-- Start of Provided entries --

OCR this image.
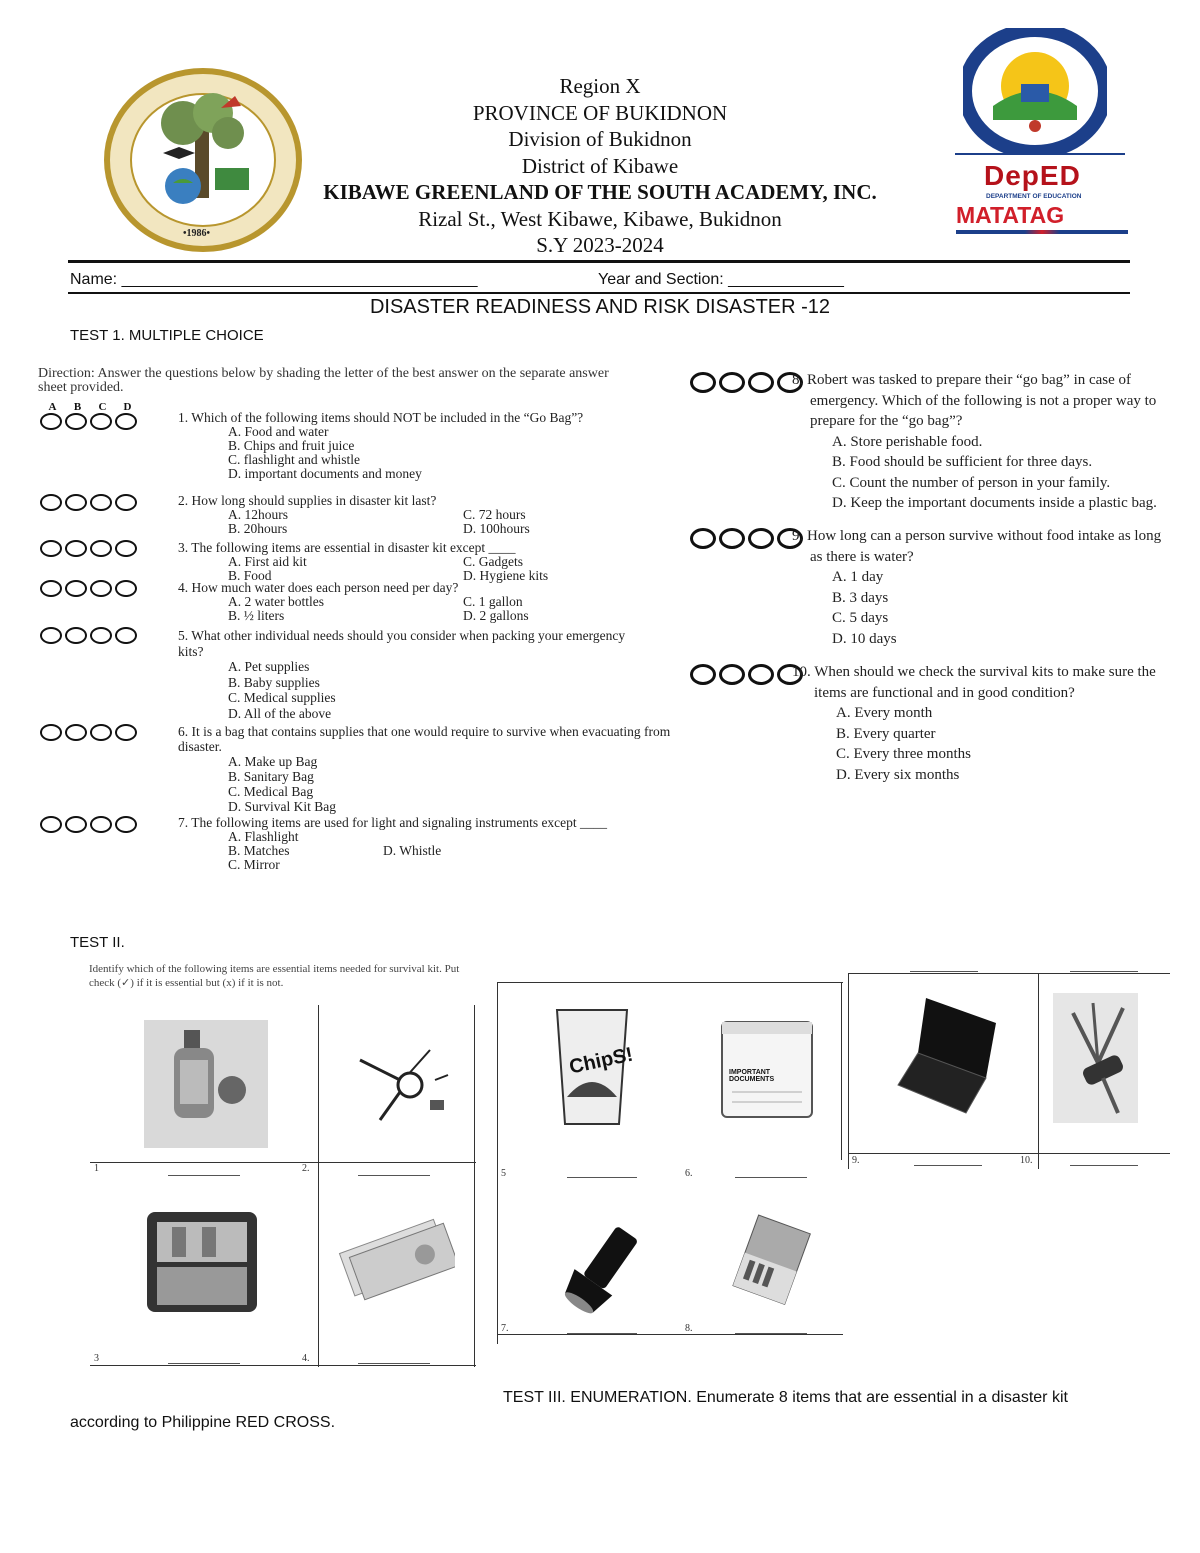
•1986•
Region X
PROVINCE OF BUKIDNON
Division of Bukidnon
District of Kibawe
KIBAWE GREENLAND OF THE SOUTH ACADEMY, INC.
Rizal St., West Kibawe, Kibawe, Bukidnon
S.Y 2023-2024
DepED
DEPARTMENT OF EDUCATION
MATATAG
Name: ________________________________________	Year and Section: _____________
DISASTER READINESS AND RISK DISASTER -12
TEST 1. MULTIPLE CHOICE
Direction: Answer the questions below by shading the letter of the best answer on the separate answer sheet provided.
A B C D
1. Which of the following items should NOT be included in the “Go Bag”?
A. Food and water
B. Chips and fruit juice
C. flashlight and whistle
D. important documents and money
2. How long should supplies in disaster kit last?
A. 12hours	C. 72 hours
B. 20hours	D. 100hours
3. The following items are essential in disaster kit except ____
A. First aid kit	C. Gadgets
B. Food	D. Hygiene kits
4. How much water does each person need per day?
A. 2 water bottles	C. 1 gallon
B. ½ liters	D. 2 gallons
5. What other individual needs should you consider when packing your emergency kits?
A. Pet supplies
B. Baby supplies
C. Medical supplies
D. All of the above
6. It is a bag that contains supplies that one would require to survive when evacuating from disaster.
A. Make up Bag
B. Sanitary Bag
C. Medical Bag
D. Survival Kit Bag
7. The following items are used for light and signaling instruments except ____
A. Flashlight
B. Matches	D. Whistle
C. Mirror
8. Robert was tasked to prepare their “go bag” in case of emergency. Which of the following is not a proper way to prepare for the “go bag”?
A. Store perishable food.
B. Food should be sufficient for three days.
C. Count the number of person in your family.
D. Keep the important documents inside a plastic bag.
9. How long can a person survive without food intake as long as there is water?
A. 1 day
B. 3 days
C. 5 days
D. 10 days
10. When should we check the survival kits to make sure the items are functional and in good condition?
A. Every month
B. Every quarter
C. Every three months
D. Every six months
TEST II.
Identify which of the following items are essential items needed for survival kit. Put check (✓) if it is essential but (x) if it is not.
1	2.
3	4.
ChipS!	IMPORTANT DOCUMENTS
5	6.
7.	8.
9.	10.
TEST III. ENUMERATION. Enumerate 8 items that are essential in a disaster kit
according to Philippine RED CROSS.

-- End of Provided entries --

** Task to complete **
Copy, from the material above, each line in which the string "Every" occurs.

** Correct response **
A. Every month
B. Every quarter
C. Every three months
D. Every six months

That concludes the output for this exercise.